In the entries that follow, find every line containing "Dentistry" and copy it.

(Dataset rows of page text)
——

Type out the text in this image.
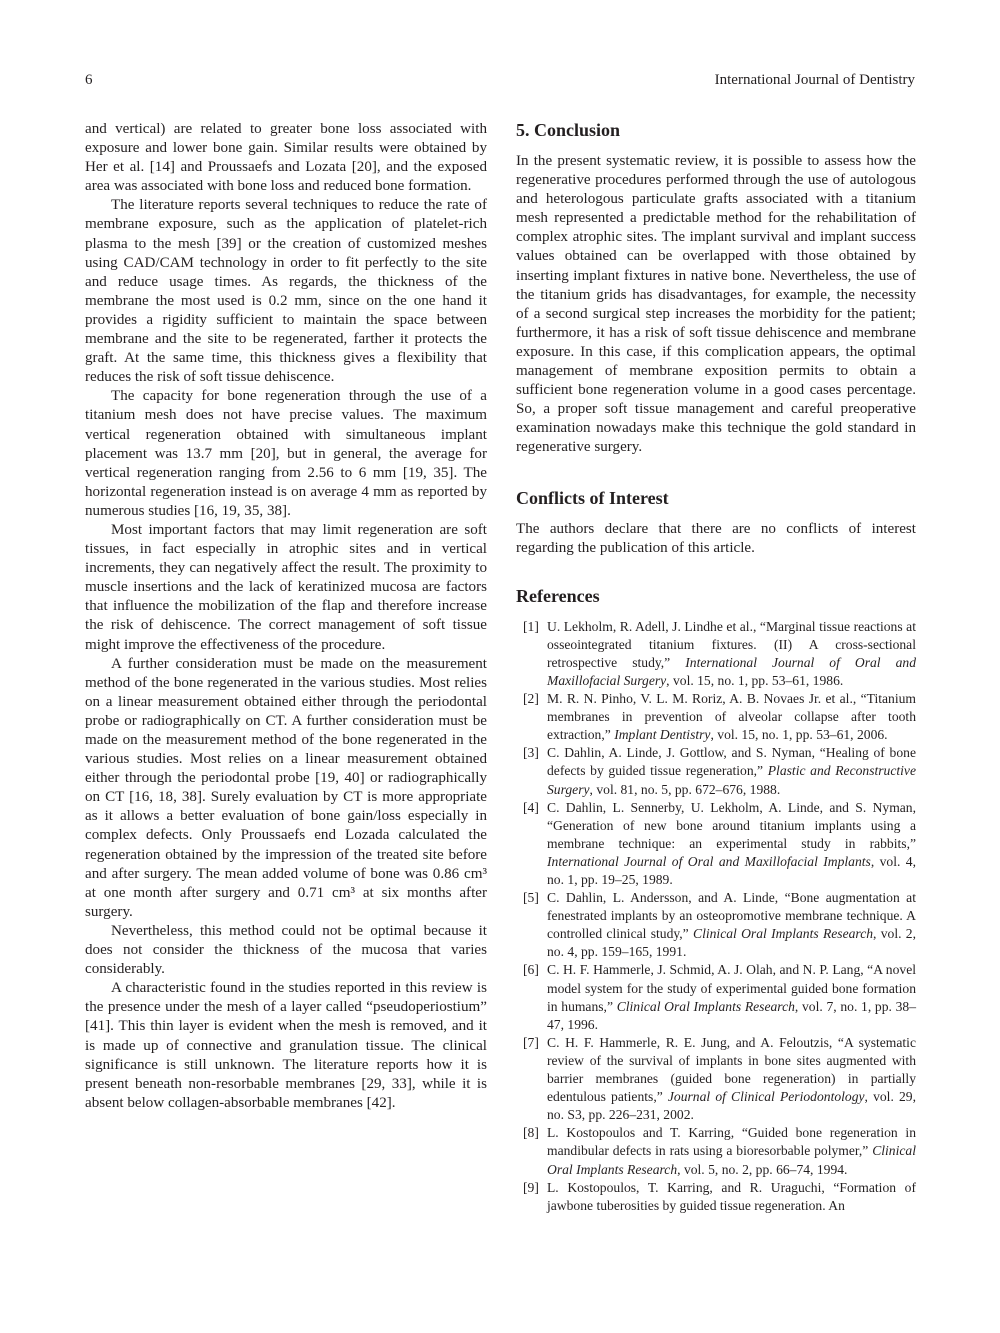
6	International Journal of Dentistry

and vertical) are related to greater bone loss associated with exposure and lower bone gain. Similar results were obtained by Her et al. [14] and Proussaefs and Lozata [20], and the exposed area was associated with bone loss and reduced bone formation.

The literature reports several techniques to reduce the rate of membrane exposure, such as the application of platelet-rich plasma to the mesh [39] or the creation of customized meshes using CAD/CAM technology in order to fit perfectly to the site and reduce usage times. As regards, the thickness of the membrane the most used is 0.2 mm, since on the one hand it provides a rigidity sufficient to maintain the space between membrane and the site to be regenerated, farther it protects the graft. At the same time, this thickness gives a flexibility that reduces the risk of soft tissue dehiscence.

The capacity for bone regeneration through the use of a titanium mesh does not have precise values. The maximum vertical regeneration obtained with simultaneous implant placement was 13.7 mm [20], but in general, the average for vertical regeneration ranging from 2.56 to 6 mm [19, 35]. The horizontal regeneration instead is on average 4 mm as reported by numerous studies [16, 19, 35, 38].

Most important factors that may limit regeneration are soft tissues, in fact especially in atrophic sites and in vertical increments, they can negatively affect the result. The proximity to muscle insertions and the lack of keratinized mucosa are factors that influence the mobilization of the flap and therefore increase the risk of dehiscence. The correct management of soft tissue might improve the effectiveness of the procedure.

A further consideration must be made on the measurement method of the bone regenerated in the various studies. Most relies on a linear measurement obtained either through the periodontal probe or radiographically on CT. A further consideration must be made on the measurement method of the bone regenerated in the various studies. Most relies on a linear measurement obtained either through the periodontal probe [19, 40] or radiographically on CT [16, 18, 38]. Surely evaluation by CT is more appropriate as it allows a better evaluation of bone gain/loss especially in complex defects. Only Proussaefs end Lozada calculated the regeneration obtained by the impression of the treated site before and after surgery. The mean added volume of bone was 0.86 cm³ at one month after surgery and 0.71 cm³ at six months after surgery.

Nevertheless, this method could not be optimal because it does not consider the thickness of the mucosa that varies considerably.

A characteristic found in the studies reported in this review is the presence under the mesh of a layer called “pseudoperiostium” [41]. This thin layer is evident when the mesh is removed, and it is made up of connective and granulation tissue. The clinical significance is still unknown. The literature reports how it is present beneath non-resorbable membranes [29, 33], while it is absent below collagen-absorbable membranes [42].

5. Conclusion

In the present systematic review, it is possible to assess how the regenerative procedures performed through the use of autologous and heterologous particulate grafts associated with a titanium mesh represented a predictable method for the rehabilitation of complex atrophic sites. The implant survival and implant success values obtained can be overlapped with those obtained by inserting implant fixtures in native bone. Nevertheless, the use of the titanium grids has disadvantages, for example, the necessity of a second surgical step increases the morbidity for the patient; furthermore, it has a risk of soft tissue dehiscence and membrane exposure. In this case, if this complication appears, the optimal management of membrane exposition permits to obtain a sufficient bone regeneration volume in a good cases percentage. So, a proper soft tissue management and careful preoperative examination nowadays make this technique the gold standard in regenerative surgery.

Conflicts of Interest

The authors declare that there are no conflicts of interest regarding the publication of this article.

References

[1] U. Lekholm, R. Adell, J. Lindhe et al., “Marginal tissue reactions at osseointegrated titanium fixtures. (II) A cross-sectional retrospective study,” International Journal of Oral and Maxillofacial Surgery, vol. 15, no. 1, pp. 53–61, 1986.

[2] M. R. N. Pinho, V. L. M. Roriz, A. B. Novaes Jr. et al., “Titanium membranes in prevention of alveolar collapse after tooth extraction,” Implant Dentistry, vol. 15, no. 1, pp. 53–61, 2006.

[3] C. Dahlin, A. Linde, J. Gottlow, and S. Nyman, “Healing of bone defects by guided tissue regeneration,” Plastic and Reconstructive Surgery, vol. 81, no. 5, pp. 672–676, 1988.

[4] C. Dahlin, L. Sennerby, U. Lekholm, A. Linde, and S. Nyman, “Generation of new bone around titanium implants using a membrane technique: an experimental study in rabbits,” International Journal of Oral and Maxillofacial Implants, vol. 4, no. 1, pp. 19–25, 1989.

[5] C. Dahlin, L. Andersson, and A. Linde, “Bone augmentation at fenestrated implants by an osteopromotive membrane technique. A controlled clinical study,” Clinical Oral Implants Research, vol. 2, no. 4, pp. 159–165, 1991.

[6] C. H. F. Hammerle, J. Schmid, A. J. Olah, and N. P. Lang, “A novel model system for the study of experimental guided bone formation in humans,” Clinical Oral Implants Research, vol. 7, no. 1, pp. 38–47, 1996.

[7] C. H. F. Hammerle, R. E. Jung, and A. Feloutzis, “A systematic review of the survival of implants in bone sites augmented with barrier membranes (guided bone regeneration) in partially edentulous patients,” Journal of Clinical Periodontology, vol. 29, no. S3, pp. 226–231, 2002.

[8] L. Kostopoulos and T. Karring, “Guided bone regeneration in mandibular defects in rats using a bioresorbable polymer,” Clinical Oral Implants Research, vol. 5, no. 2, pp. 66–74, 1994.

[9] L. Kostopoulos, T. Karring, and R. Uraguchi, “Formation of jawbone tuberosities by guided tissue regeneration. An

——

> **Exercise solution**
6	International Journal of Dentistry
[2] M. R. N. Pinho, V. L. M. Roriz, A. B. Novaes Jr. et al., “Titanium membranes in prevention of alveolar collapse after tooth extraction,” Implant Dentistry, vol. 15, no. 1, pp. 53–61, 2006.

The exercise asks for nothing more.